● Set problem: Go through the entries below and pick out every line with "starost".

● Material for the task:
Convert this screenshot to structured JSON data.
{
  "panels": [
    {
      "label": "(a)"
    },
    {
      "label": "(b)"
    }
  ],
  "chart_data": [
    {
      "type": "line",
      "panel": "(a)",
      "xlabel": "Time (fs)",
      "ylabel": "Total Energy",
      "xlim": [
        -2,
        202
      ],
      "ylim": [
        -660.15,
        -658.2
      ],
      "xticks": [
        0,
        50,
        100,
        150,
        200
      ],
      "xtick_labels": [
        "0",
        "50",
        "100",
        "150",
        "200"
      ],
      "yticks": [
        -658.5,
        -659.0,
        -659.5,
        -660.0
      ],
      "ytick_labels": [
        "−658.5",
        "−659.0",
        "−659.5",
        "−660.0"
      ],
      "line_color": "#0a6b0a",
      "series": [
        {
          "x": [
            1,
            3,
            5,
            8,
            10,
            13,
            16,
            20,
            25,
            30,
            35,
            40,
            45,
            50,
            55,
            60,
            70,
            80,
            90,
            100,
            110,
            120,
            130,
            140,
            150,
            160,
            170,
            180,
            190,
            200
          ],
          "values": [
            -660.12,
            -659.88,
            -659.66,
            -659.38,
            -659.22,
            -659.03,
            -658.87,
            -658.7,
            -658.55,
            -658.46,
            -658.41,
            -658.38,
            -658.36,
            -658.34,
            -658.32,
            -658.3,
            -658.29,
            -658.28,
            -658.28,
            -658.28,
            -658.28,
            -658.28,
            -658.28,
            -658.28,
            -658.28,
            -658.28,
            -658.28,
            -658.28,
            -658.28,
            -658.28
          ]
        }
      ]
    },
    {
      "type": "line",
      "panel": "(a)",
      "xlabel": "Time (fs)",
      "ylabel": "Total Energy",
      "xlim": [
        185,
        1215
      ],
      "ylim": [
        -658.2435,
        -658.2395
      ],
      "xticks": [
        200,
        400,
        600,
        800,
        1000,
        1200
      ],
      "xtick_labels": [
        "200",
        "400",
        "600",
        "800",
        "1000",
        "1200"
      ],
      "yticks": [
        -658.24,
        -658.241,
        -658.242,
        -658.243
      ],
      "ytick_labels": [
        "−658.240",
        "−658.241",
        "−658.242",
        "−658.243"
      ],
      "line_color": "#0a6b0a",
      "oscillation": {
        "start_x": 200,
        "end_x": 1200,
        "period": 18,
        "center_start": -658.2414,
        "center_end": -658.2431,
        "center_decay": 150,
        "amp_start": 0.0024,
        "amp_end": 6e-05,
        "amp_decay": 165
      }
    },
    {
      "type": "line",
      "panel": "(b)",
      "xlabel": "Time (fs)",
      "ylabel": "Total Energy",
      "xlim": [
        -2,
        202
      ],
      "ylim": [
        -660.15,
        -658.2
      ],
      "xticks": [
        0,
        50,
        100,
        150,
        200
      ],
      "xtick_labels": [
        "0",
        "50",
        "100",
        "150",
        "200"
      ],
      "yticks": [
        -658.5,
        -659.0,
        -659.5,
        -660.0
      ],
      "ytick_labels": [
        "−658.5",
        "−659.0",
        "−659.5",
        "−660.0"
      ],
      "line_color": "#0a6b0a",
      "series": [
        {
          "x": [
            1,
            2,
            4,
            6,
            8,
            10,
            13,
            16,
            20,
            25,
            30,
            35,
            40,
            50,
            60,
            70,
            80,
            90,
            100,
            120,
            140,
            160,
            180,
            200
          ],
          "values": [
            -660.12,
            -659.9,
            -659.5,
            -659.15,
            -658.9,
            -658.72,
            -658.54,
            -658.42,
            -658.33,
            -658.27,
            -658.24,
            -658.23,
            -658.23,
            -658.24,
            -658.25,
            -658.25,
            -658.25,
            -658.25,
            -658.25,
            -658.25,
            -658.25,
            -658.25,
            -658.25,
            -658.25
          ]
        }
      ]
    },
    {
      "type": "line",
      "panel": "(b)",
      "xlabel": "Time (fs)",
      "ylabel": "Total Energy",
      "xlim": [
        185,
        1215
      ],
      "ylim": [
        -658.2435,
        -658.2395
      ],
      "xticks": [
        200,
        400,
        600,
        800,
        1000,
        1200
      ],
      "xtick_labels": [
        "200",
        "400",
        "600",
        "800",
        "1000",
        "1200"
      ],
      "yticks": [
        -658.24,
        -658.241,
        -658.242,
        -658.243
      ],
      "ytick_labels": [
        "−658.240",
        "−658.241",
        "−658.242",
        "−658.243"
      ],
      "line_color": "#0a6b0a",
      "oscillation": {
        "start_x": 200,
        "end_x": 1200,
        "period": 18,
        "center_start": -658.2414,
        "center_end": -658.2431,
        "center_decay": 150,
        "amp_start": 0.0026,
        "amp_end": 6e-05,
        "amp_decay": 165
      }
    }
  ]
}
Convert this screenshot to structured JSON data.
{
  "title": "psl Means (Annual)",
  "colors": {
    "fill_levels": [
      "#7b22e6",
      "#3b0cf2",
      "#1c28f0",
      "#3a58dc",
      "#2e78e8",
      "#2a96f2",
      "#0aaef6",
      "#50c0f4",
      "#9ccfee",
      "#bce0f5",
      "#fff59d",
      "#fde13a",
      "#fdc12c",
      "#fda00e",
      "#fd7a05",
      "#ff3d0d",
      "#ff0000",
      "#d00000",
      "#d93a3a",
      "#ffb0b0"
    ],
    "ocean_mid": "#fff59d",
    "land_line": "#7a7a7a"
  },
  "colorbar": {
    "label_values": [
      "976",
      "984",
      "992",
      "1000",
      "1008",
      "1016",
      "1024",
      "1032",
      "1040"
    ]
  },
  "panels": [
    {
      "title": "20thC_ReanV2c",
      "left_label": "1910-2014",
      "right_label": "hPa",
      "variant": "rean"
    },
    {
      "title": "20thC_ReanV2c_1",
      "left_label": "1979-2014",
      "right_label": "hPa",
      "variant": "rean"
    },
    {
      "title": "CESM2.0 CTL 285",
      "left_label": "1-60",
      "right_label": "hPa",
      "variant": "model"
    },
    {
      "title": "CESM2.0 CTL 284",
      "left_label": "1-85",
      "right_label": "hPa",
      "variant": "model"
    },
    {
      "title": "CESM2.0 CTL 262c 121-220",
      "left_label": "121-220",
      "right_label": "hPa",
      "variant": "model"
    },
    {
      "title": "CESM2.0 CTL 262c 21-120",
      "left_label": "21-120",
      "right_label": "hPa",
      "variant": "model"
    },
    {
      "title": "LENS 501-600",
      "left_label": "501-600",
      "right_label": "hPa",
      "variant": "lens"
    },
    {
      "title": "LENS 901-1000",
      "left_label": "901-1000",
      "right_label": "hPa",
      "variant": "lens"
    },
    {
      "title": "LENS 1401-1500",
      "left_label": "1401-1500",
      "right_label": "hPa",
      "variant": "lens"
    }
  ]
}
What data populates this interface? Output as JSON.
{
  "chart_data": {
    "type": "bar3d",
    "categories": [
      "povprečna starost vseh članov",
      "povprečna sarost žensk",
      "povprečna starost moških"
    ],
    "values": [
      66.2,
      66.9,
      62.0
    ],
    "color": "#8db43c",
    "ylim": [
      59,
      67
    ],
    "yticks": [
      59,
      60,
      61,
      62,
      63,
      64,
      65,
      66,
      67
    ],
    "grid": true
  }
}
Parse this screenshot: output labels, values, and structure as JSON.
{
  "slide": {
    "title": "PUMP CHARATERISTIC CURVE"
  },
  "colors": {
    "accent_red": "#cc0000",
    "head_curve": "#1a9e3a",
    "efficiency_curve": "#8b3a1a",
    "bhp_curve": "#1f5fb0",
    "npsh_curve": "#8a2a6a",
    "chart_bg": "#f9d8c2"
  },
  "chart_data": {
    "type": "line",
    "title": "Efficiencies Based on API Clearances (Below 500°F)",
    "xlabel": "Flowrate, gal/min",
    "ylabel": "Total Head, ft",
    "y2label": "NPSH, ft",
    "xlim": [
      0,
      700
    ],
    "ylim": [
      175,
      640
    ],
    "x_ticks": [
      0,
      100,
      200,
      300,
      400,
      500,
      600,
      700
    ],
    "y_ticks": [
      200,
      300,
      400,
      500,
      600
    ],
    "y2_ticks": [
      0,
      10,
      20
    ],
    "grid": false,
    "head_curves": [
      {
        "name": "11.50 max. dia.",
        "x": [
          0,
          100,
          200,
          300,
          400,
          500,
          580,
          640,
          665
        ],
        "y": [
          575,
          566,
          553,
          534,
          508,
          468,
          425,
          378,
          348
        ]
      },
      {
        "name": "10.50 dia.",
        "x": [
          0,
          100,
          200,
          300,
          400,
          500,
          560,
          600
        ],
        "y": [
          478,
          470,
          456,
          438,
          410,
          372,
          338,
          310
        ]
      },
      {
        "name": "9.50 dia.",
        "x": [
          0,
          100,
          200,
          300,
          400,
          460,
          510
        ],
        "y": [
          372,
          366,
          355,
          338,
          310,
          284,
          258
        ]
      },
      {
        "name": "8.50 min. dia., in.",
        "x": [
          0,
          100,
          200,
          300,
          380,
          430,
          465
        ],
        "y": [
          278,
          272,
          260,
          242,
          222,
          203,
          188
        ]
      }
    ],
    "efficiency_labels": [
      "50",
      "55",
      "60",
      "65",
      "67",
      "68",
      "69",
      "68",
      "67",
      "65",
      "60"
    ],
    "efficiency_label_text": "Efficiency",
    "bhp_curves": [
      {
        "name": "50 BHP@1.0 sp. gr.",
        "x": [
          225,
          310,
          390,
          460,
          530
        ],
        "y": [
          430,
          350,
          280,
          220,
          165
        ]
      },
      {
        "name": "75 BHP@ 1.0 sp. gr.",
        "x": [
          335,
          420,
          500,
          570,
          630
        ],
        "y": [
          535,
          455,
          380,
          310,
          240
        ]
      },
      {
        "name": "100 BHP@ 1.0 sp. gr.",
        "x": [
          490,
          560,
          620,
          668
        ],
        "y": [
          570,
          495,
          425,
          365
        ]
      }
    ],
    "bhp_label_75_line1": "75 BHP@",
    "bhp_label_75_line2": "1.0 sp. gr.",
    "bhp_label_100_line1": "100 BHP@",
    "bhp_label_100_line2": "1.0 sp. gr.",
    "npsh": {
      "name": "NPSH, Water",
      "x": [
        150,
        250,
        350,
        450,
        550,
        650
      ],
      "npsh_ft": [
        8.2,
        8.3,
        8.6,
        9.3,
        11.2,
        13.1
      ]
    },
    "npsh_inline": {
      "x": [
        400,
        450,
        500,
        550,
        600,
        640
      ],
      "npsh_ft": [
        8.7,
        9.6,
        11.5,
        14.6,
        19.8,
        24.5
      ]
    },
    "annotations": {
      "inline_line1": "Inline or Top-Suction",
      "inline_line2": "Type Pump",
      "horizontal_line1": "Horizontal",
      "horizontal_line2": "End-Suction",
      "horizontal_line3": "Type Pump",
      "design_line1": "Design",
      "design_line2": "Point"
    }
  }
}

● Exercise response:
      "povprečna starost vseh članov",
      "povprečna starost moških"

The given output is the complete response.